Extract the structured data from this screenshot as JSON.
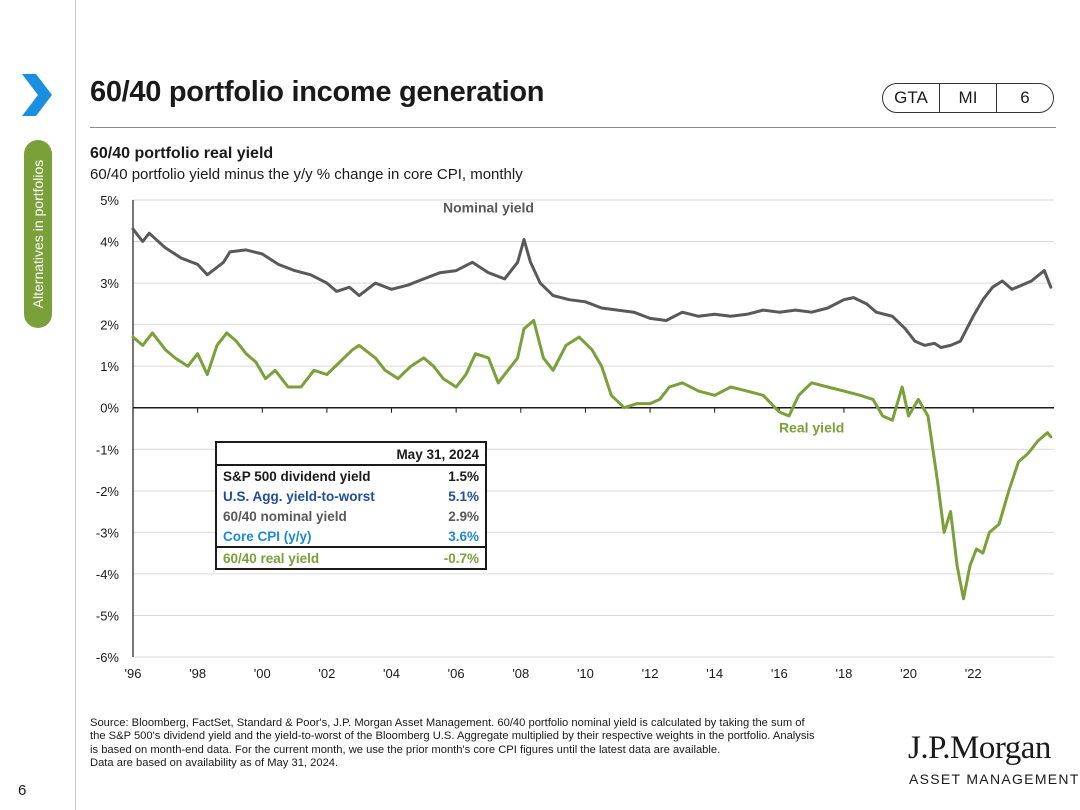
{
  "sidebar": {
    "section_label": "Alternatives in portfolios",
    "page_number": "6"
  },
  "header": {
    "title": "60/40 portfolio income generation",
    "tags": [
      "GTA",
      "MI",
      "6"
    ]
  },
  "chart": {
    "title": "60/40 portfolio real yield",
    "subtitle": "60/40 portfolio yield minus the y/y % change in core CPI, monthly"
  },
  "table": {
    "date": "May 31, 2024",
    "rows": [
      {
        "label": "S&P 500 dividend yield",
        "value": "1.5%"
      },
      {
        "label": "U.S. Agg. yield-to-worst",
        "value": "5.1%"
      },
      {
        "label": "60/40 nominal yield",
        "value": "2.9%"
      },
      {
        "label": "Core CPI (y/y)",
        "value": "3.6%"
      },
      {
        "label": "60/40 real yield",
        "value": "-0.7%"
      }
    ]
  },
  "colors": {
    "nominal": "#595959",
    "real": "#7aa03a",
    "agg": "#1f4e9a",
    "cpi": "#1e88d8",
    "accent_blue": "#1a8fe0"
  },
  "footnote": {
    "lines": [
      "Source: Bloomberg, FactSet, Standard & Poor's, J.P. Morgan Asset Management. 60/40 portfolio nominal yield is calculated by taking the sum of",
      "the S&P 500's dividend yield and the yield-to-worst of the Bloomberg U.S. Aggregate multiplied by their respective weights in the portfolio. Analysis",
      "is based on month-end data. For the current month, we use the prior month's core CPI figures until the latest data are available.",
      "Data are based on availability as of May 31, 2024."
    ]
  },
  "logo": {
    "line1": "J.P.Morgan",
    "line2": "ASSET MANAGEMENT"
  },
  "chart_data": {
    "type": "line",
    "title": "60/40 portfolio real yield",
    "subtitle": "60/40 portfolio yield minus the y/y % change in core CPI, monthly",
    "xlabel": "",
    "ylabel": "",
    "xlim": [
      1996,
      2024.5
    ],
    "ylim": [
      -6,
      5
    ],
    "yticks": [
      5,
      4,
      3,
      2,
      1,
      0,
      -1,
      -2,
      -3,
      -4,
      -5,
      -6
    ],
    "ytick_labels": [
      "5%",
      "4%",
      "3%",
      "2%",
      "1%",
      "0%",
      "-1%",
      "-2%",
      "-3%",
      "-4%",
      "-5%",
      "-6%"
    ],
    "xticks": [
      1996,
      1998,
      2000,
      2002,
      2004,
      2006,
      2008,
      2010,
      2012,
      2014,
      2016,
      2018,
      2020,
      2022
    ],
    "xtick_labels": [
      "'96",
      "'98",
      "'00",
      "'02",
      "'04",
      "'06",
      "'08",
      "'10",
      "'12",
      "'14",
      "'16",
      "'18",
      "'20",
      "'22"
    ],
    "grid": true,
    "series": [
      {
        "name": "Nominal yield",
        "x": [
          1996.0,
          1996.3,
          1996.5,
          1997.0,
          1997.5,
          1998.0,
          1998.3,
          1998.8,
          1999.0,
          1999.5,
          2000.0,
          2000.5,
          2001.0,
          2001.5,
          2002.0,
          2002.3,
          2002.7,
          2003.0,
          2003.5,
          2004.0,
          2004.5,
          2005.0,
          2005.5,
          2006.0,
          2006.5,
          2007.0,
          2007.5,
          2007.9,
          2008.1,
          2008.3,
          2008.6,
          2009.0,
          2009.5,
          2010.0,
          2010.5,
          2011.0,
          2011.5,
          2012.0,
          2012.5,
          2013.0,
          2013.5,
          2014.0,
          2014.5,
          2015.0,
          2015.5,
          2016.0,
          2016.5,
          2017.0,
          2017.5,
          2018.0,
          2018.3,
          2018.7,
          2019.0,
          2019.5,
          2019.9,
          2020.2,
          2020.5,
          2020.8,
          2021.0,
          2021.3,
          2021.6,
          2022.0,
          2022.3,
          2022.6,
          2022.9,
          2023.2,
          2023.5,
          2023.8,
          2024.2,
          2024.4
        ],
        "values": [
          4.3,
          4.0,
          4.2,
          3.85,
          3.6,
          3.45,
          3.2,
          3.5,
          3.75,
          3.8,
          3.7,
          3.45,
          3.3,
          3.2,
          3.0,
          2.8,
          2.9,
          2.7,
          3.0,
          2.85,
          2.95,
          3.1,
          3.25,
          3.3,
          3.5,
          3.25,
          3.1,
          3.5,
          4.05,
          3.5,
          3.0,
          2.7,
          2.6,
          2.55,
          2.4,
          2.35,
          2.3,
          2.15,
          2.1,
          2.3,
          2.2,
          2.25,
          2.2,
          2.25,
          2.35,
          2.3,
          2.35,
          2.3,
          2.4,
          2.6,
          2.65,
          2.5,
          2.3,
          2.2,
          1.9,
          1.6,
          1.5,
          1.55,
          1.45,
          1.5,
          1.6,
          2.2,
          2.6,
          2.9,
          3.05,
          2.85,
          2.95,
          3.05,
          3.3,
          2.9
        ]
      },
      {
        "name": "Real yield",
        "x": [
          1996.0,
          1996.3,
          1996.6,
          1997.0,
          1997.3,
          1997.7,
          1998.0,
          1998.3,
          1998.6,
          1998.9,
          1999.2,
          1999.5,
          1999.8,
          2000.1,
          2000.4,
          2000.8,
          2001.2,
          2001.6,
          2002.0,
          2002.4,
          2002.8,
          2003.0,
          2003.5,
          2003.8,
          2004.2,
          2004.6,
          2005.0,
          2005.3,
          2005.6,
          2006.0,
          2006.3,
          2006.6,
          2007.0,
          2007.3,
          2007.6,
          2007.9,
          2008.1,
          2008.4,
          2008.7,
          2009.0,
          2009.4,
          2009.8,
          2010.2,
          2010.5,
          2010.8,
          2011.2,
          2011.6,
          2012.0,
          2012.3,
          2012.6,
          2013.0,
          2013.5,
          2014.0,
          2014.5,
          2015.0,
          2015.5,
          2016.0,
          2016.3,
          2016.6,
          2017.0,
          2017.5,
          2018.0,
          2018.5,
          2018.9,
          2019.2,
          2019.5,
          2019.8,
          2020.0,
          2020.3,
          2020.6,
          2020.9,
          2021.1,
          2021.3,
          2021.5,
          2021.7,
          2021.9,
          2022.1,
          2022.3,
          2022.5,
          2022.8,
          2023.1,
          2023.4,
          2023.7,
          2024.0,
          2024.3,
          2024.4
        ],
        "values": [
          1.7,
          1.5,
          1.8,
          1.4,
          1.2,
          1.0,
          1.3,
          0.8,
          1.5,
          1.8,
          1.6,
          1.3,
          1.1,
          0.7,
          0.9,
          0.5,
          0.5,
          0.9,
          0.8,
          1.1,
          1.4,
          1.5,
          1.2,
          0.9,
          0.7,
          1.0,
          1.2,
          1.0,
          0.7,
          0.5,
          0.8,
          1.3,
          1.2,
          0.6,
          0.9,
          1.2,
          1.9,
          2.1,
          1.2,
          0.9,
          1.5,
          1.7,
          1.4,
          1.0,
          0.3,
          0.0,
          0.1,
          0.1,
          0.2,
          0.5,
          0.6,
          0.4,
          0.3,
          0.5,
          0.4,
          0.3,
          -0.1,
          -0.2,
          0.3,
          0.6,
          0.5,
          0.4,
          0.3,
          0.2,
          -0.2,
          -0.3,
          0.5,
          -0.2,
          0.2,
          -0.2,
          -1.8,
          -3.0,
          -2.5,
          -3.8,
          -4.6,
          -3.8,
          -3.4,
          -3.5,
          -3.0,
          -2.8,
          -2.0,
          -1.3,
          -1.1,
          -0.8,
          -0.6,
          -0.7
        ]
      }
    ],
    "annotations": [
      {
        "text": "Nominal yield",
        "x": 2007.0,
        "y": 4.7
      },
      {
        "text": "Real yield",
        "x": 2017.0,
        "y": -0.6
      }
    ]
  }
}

-=-=-=-=-

## Task details
Give back each entry exactly as it appears, with no pictures.

## Exercise result
Extract the structured data from this screenshot as JSON.
{
  "sidebar": {
    "section_label": "Alternatives in portfolios",
    "page_number": "6"
  },
  "header": {
    "title": "60/40 portfolio income generation",
    "tags": [
      "GTA",
      "MI",
      "6"
    ]
  },
  "chart": {
    "title": "60/40 portfolio real yield",
    "subtitle": "60/40 portfolio yield minus the y/y % change in core CPI, monthly"
  },
  "table": {
    "date": "May 31, 2024",
    "rows": [
      {
        "label": "S&P 500 dividend yield",
        "value": "1.5%"
      },
      {
        "label": "U.S. Agg. yield-to-worst",
        "value": "5.1%"
      },
      {
        "label": "60/40 nominal yield",
        "value": "2.9%"
      },
      {
        "label": "Core CPI (y/y)",
        "value": "3.6%"
      },
      {
        "label": "60/40 real yield",
        "value": "-0.7%"
      }
    ]
  },
  "colors": {
    "nominal": "#595959",
    "real": "#7aa03a",
    "agg": "#1f4e9a",
    "cpi": "#1e88d8",
    "accent_blue": "#1a8fe0"
  },
  "footnote": {
    "lines": [
      "Source: Bloomberg, FactSet, Standard & Poor's, J.P. Morgan Asset Management. 60/40 portfolio nominal yield is calculated by taking the sum of",
      "the S&P 500's dividend yield and the yield-to-worst of the Bloomberg U.S. Aggregate multiplied by their respective weights in the portfolio. Analysis",
      "is based on month-end data. For the current month, we use the prior month's core CPI figures until the latest data are available.",
      "Data are based on availability as of May 31, 2024."
    ]
  },
  "logo": {
    "line1": "J.P.Morgan",
    "line2": "ASSET MANAGEMENT"
  },
  "chart_data": {
    "type": "line",
    "title": "60/40 portfolio real yield",
    "subtitle": "60/40 portfolio yield minus the y/y % change in core CPI, monthly",
    "xlabel": "",
    "ylabel": "",
    "xlim": [
      1996,
      2024.5
    ],
    "ylim": [
      -6,
      5
    ],
    "yticks": [
      5,
      4,
      3,
      2,
      1,
      0,
      -1,
      -2,
      -3,
      -4,
      -5,
      -6
    ],
    "ytick_labels": [
      "5%",
      "4%",
      "3%",
      "2%",
      "1%",
      "0%",
      "-1%",
      "-2%",
      "-3%",
      "-4%",
      "-5%",
      "-6%"
    ],
    "xticks": [
      1996,
      1998,
      2000,
      2002,
      2004,
      2006,
      2008,
      2010,
      2012,
      2014,
      2016,
      2018,
      2020,
      2022
    ],
    "xtick_labels": [
      "'96",
      "'98",
      "'00",
      "'02",
      "'04",
      "'06",
      "'08",
      "'10",
      "'12",
      "'14",
      "'16",
      "'18",
      "'20",
      "'22"
    ],
    "grid": true,
    "series": [
      {
        "name": "Nominal yield",
        "x": [
          1996.0,
          1996.3,
          1996.5,
          1997.0,
          1997.5,
          1998.0,
          1998.3,
          1998.8,
          1999.0,
          1999.5,
          2000.0,
          2000.5,
          2001.0,
          2001.5,
          2002.0,
          2002.3,
          2002.7,
          2003.0,
          2003.5,
          2004.0,
          2004.5,
          2005.0,
          2005.5,
          2006.0,
          2006.5,
          2007.0,
          2007.5,
          2007.9,
          2008.1,
          2008.3,
          2008.6,
          2009.0,
          2009.5,
          2010.0,
          2010.5,
          2011.0,
          2011.5,
          2012.0,
          2012.5,
          2013.0,
          2013.5,
          2014.0,
          2014.5,
          2015.0,
          2015.5,
          2016.0,
          2016.5,
          2017.0,
          2017.5,
          2018.0,
          2018.3,
          2018.7,
          2019.0,
          2019.5,
          2019.9,
          2020.2,
          2020.5,
          2020.8,
          2021.0,
          2021.3,
          2021.6,
          2022.0,
          2022.3,
          2022.6,
          2022.9,
          2023.2,
          2023.5,
          2023.8,
          2024.2,
          2024.4
        ],
        "values": [
          4.3,
          4.0,
          4.2,
          3.85,
          3.6,
          3.45,
          3.2,
          3.5,
          3.75,
          3.8,
          3.7,
          3.45,
          3.3,
          3.2,
          3.0,
          2.8,
          2.9,
          2.7,
          3.0,
          2.85,
          2.95,
          3.1,
          3.25,
          3.3,
          3.5,
          3.25,
          3.1,
          3.5,
          4.05,
          3.5,
          3.0,
          2.7,
          2.6,
          2.55,
          2.4,
          2.35,
          2.3,
          2.15,
          2.1,
          2.3,
          2.2,
          2.25,
          2.2,
          2.25,
          2.35,
          2.3,
          2.35,
          2.3,
          2.4,
          2.6,
          2.65,
          2.5,
          2.3,
          2.2,
          1.9,
          1.6,
          1.5,
          1.55,
          1.45,
          1.5,
          1.6,
          2.2,
          2.6,
          2.9,
          3.05,
          2.85,
          2.95,
          3.05,
          3.3,
          2.9
        ]
      },
      {
        "name": "Real yield",
        "x": [
          1996.0,
          1996.3,
          1996.6,
          1997.0,
          1997.3,
          1997.7,
          1998.0,
          1998.3,
          1998.6,
          1998.9,
          1999.2,
          1999.5,
          1999.8,
          2000.1,
          2000.4,
          2000.8,
          2001.2,
          2001.6,
          2002.0,
          2002.4,
          2002.8,
          2003.0,
          2003.5,
          2003.8,
          2004.2,
          2004.6,
          2005.0,
          2005.3,
          2005.6,
          2006.0,
          2006.3,
          2006.6,
          2007.0,
          2007.3,
          2007.6,
          2007.9,
          2008.1,
          2008.4,
          2008.7,
          2009.0,
          2009.4,
          2009.8,
          2010.2,
          2010.5,
          2010.8,
          2011.2,
          2011.6,
          2012.0,
          2012.3,
          2012.6,
          2013.0,
          2013.5,
          2014.0,
          2014.5,
          2015.0,
          2015.5,
          2016.0,
          2016.3,
          2016.6,
          2017.0,
          2017.5,
          2018.0,
          2018.5,
          2018.9,
          2019.2,
          2019.5,
          2019.8,
          2020.0,
          2020.3,
          2020.6,
          2020.9,
          2021.1,
          2021.3,
          2021.5,
          2021.7,
          2021.9,
          2022.1,
          2022.3,
          2022.5,
          2022.8,
          2023.1,
          2023.4,
          2023.7,
          2024.0,
          2024.3,
          2024.4
        ],
        "values": [
          1.7,
          1.5,
          1.8,
          1.4,
          1.2,
          1.0,
          1.3,
          0.8,
          1.5,
          1.8,
          1.6,
          1.3,
          1.1,
          0.7,
          0.9,
          0.5,
          0.5,
          0.9,
          0.8,
          1.1,
          1.4,
          1.5,
          1.2,
          0.9,
          0.7,
          1.0,
          1.2,
          1.0,
          0.7,
          0.5,
          0.8,
          1.3,
          1.2,
          0.6,
          0.9,
          1.2,
          1.9,
          2.1,
          1.2,
          0.9,
          1.5,
          1.7,
          1.4,
          1.0,
          0.3,
          0.0,
          0.1,
          0.1,
          0.2,
          0.5,
          0.6,
          0.4,
          0.3,
          0.5,
          0.4,
          0.3,
          -0.1,
          -0.2,
          0.3,
          0.6,
          0.5,
          0.4,
          0.3,
          0.2,
          -0.2,
          -0.3,
          0.5,
          -0.2,
          0.2,
          -0.2,
          -1.8,
          -3.0,
          -2.5,
          -3.8,
          -4.6,
          -3.8,
          -3.4,
          -3.5,
          -3.0,
          -2.8,
          -2.0,
          -1.3,
          -1.1,
          -0.8,
          -0.6,
          -0.7
        ]
      }
    ],
    "annotations": [
      {
        "text": "Nominal yield",
        "x": 2007.0,
        "y": 4.7
      },
      {
        "text": "Real yield",
        "x": 2017.0,
        "y": -0.6
      }
    ]
  }
}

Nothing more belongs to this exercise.